- **Extracted entries**
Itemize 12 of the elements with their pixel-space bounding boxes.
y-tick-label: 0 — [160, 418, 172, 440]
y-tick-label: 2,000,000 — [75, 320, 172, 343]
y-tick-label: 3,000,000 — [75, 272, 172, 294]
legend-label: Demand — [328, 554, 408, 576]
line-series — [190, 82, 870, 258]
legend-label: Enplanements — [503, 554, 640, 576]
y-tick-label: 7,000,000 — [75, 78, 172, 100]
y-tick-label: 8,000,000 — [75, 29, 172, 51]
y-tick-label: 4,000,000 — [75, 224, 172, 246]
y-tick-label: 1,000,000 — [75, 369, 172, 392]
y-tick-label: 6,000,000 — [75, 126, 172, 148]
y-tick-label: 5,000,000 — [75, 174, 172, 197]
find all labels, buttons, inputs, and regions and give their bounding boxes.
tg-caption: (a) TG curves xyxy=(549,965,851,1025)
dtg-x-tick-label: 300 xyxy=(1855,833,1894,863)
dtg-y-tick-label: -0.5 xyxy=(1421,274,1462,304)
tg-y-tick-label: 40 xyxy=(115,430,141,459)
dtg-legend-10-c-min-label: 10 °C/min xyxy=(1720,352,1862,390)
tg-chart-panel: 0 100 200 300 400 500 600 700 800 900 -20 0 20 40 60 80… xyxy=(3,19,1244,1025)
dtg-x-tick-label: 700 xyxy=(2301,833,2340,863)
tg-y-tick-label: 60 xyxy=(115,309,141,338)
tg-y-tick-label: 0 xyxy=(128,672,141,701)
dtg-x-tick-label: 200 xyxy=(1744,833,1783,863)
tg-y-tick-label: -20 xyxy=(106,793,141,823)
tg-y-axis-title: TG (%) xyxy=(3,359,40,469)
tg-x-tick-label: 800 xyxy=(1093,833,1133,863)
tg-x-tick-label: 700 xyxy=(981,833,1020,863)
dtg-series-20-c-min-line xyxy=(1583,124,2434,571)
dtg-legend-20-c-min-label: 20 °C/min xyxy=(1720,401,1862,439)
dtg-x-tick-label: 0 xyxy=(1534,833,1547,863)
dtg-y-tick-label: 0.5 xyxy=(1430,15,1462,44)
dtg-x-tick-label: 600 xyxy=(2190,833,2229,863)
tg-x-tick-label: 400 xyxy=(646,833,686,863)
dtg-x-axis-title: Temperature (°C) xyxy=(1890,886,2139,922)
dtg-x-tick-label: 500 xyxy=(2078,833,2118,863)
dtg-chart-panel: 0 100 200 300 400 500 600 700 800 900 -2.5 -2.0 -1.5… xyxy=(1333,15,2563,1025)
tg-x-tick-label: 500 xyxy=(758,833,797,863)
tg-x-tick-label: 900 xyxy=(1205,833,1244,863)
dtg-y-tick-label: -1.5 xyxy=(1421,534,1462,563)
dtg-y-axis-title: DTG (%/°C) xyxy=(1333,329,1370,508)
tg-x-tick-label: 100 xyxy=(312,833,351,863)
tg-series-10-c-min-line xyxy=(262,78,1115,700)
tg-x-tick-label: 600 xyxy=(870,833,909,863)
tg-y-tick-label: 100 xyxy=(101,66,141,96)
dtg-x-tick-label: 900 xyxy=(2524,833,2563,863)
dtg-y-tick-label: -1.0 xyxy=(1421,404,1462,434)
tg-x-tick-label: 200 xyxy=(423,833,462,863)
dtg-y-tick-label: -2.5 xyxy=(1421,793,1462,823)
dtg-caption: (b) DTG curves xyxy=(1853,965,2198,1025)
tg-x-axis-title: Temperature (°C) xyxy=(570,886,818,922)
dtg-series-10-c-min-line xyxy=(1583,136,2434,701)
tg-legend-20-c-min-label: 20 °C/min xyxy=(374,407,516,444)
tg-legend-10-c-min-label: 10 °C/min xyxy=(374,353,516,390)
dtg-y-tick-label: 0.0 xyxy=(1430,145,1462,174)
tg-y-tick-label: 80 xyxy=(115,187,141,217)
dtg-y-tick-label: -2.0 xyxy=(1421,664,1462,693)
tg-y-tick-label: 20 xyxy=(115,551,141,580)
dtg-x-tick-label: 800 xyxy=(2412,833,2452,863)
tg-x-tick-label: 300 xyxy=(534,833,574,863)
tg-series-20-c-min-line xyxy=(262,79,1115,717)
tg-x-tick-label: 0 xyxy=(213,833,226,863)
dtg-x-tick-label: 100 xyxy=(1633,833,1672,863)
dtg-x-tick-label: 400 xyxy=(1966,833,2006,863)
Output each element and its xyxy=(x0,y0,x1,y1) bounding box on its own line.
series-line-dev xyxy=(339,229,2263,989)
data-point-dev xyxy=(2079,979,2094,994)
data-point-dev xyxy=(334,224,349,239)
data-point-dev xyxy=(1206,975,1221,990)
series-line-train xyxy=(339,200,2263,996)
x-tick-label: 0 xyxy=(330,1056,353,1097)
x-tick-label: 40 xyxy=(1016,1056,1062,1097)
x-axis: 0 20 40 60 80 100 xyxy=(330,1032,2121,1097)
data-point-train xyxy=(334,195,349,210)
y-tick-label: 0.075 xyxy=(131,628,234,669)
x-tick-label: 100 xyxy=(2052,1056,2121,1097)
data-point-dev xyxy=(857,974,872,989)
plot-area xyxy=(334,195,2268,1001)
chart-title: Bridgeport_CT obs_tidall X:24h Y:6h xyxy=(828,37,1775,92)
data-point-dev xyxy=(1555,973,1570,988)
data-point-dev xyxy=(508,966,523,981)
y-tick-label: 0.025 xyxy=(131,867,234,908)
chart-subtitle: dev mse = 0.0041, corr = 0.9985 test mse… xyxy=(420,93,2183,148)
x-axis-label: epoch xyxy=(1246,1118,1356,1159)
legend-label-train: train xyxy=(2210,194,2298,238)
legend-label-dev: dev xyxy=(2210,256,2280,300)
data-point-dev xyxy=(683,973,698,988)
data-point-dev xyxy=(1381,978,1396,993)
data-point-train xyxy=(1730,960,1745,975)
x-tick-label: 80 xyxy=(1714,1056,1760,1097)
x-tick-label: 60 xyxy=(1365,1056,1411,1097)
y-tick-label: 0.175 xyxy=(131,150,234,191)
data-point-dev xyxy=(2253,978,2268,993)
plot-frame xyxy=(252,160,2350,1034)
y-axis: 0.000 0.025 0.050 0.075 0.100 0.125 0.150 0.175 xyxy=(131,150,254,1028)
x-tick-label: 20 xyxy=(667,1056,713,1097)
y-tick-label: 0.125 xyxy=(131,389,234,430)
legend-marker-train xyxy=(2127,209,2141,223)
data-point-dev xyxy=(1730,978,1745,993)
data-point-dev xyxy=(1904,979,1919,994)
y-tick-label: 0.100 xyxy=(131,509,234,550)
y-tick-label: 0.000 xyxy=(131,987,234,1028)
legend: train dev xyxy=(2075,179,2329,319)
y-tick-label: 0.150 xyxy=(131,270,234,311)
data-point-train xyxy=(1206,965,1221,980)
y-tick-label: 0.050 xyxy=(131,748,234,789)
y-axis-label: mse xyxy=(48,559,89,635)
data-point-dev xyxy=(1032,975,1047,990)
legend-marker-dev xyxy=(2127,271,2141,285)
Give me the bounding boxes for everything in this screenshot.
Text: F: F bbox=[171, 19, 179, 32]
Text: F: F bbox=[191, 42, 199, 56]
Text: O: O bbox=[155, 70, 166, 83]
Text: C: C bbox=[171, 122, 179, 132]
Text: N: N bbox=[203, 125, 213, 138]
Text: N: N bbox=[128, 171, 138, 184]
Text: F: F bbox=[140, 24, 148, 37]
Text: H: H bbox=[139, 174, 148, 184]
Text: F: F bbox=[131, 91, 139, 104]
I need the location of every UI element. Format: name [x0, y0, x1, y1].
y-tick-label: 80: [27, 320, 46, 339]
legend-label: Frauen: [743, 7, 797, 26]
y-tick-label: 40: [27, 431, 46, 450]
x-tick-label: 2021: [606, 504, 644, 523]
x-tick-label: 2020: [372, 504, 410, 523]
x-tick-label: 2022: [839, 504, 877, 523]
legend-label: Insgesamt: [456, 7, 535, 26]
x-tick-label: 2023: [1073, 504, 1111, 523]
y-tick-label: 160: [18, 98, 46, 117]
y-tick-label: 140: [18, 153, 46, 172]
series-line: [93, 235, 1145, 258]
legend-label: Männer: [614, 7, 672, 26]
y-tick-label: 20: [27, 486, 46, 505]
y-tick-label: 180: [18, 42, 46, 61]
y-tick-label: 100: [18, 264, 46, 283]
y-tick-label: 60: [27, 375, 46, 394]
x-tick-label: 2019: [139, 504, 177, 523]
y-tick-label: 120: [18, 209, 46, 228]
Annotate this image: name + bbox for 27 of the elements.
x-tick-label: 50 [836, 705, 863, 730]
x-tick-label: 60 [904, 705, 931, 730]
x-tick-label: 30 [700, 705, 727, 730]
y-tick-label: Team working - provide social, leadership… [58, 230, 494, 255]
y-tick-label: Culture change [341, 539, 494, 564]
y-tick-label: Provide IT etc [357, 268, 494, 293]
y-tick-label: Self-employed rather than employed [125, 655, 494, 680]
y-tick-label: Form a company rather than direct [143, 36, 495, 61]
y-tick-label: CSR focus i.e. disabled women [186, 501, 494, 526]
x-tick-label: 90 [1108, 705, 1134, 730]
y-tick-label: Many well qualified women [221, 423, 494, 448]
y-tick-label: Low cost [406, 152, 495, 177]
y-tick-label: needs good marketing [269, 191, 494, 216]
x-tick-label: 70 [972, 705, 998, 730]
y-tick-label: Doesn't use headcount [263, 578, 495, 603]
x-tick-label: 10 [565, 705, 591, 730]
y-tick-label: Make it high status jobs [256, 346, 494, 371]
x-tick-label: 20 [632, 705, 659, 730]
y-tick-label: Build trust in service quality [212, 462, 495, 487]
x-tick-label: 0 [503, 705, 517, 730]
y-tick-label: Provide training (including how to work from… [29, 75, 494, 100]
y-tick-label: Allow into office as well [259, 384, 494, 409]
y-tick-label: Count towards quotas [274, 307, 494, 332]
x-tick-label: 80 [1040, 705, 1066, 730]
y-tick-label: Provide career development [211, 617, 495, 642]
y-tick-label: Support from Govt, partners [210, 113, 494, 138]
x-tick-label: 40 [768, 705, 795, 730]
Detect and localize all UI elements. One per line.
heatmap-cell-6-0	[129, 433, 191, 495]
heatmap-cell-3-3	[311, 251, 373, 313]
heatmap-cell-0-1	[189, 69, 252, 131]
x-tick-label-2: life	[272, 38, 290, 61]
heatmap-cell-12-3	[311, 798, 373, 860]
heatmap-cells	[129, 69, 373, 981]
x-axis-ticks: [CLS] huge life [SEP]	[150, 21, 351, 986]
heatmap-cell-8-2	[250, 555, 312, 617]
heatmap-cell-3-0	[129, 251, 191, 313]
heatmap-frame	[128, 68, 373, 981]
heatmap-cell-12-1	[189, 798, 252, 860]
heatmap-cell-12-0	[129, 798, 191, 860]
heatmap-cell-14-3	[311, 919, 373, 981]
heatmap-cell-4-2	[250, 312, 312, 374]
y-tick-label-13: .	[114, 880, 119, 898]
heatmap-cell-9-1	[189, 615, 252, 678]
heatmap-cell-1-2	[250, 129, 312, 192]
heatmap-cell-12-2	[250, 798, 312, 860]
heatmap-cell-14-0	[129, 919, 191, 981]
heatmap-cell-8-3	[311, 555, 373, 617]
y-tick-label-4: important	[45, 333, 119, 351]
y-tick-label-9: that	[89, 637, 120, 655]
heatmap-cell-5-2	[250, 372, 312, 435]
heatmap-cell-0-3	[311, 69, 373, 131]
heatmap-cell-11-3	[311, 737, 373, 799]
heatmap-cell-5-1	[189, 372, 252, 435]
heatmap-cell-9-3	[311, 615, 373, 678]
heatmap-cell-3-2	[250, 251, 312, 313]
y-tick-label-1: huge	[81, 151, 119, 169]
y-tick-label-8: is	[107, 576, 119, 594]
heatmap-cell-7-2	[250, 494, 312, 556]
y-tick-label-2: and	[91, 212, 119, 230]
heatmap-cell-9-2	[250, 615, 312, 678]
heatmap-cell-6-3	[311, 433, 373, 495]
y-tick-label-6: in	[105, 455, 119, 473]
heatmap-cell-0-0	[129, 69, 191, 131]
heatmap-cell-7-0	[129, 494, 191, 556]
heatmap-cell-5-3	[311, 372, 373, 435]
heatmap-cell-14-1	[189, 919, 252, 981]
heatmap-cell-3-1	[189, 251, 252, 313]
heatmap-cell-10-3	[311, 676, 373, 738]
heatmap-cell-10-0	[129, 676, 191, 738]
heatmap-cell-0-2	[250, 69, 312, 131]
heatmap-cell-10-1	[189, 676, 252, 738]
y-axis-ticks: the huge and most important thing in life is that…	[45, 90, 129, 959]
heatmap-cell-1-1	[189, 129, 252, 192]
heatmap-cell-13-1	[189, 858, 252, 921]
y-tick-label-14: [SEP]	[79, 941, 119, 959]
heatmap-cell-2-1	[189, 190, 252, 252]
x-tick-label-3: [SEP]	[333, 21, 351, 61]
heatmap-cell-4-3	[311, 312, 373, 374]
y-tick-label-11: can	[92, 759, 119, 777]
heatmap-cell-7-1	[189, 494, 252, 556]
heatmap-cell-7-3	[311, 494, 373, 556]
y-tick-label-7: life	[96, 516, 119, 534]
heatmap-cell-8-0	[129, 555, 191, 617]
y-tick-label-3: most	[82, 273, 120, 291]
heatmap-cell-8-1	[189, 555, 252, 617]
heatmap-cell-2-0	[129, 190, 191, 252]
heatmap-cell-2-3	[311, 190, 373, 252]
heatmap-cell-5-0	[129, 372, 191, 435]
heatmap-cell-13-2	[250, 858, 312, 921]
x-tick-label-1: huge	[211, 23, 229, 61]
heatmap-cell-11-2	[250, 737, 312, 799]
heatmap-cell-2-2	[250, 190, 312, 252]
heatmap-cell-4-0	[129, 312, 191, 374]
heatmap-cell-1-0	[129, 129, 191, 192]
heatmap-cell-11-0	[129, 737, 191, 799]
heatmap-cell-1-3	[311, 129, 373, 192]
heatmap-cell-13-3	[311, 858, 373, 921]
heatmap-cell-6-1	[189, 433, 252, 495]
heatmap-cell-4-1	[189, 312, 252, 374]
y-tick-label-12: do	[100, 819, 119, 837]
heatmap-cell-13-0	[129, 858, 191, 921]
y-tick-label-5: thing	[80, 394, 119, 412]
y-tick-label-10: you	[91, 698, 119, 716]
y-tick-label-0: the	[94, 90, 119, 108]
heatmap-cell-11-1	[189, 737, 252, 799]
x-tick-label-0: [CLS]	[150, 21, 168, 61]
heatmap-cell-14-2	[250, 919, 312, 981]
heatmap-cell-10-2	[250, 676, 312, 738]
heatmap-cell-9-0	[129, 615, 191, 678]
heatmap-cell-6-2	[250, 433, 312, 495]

- **What you will do**
Reproduce the items from the first line of the records through the line containing "dtg-chart-panel: 0 100", inclusive, replacing "Enplanements" with "Passengers" and leaving everything else unchanged.

- **Task output**
Itemize 12 of the elements with their pixel-space bounding boxes.
y-tick-label: 0 — [160, 418, 172, 440]
y-tick-label: 2,000,000 — [75, 320, 172, 343]
y-tick-label: 3,000,000 — [75, 272, 172, 294]
legend-label: Demand — [328, 554, 408, 576]
line-series — [190, 82, 870, 258]
legend-label: Passengers — [503, 554, 640, 576]
y-tick-label: 7,000,000 — [75, 78, 172, 100]
y-tick-label: 8,000,000 — [75, 29, 172, 51]
y-tick-label: 4,000,000 — [75, 224, 172, 246]
y-tick-label: 1,000,000 — [75, 369, 172, 392]
y-tick-label: 6,000,000 — [75, 126, 172, 148]
y-tick-label: 5,000,000 — [75, 174, 172, 197]
find all labels, buttons, inputs, and regions and give their bounding boxes.
tg-caption: (a) TG curves xyxy=(549,965,851,1025)
dtg-x-tick-label: 300 xyxy=(1855,833,1894,863)
dtg-y-tick-label: -0.5 xyxy=(1421,274,1462,304)
tg-y-tick-label: 40 xyxy=(115,430,141,459)
dtg-legend-10-c-min-label: 10 °C/min xyxy=(1720,352,1862,390)
tg-chart-panel: 0 100 200 300 400 500 600 700 800 900 -20 0 20 40 60 80… xyxy=(3,19,1244,1025)
dtg-x-tick-label: 700 xyxy=(2301,833,2340,863)
tg-y-tick-label: 60 xyxy=(115,309,141,338)
tg-y-tick-label: 0 xyxy=(128,672,141,701)
dtg-x-tick-label: 200 xyxy=(1744,833,1783,863)
tg-y-tick-label: -20 xyxy=(106,793,141,823)
tg-y-axis-title: TG (%) xyxy=(3,359,40,469)
tg-x-tick-label: 800 xyxy=(1093,833,1133,863)
tg-x-tick-label: 700 xyxy=(981,833,1020,863)
dtg-series-20-c-min-line xyxy=(1583,124,2434,571)
dtg-legend-20-c-min-label: 20 °C/min xyxy=(1720,401,1862,439)
dtg-x-tick-label: 0 xyxy=(1534,833,1547,863)
dtg-y-tick-label: 0.5 xyxy=(1430,15,1462,44)
dtg-x-tick-label: 600 xyxy=(2190,833,2229,863)
tg-x-tick-label: 400 xyxy=(646,833,686,863)
dtg-x-axis-title: Temperature (°C) xyxy=(1890,886,2139,922)
dtg-x-tick-label: 500 xyxy=(2078,833,2118,863)
dtg-chart-panel: 0 100 200 300 400 500 600 700 800 900 -2.5 -2.0 -1.5… xyxy=(1333,15,2563,1025)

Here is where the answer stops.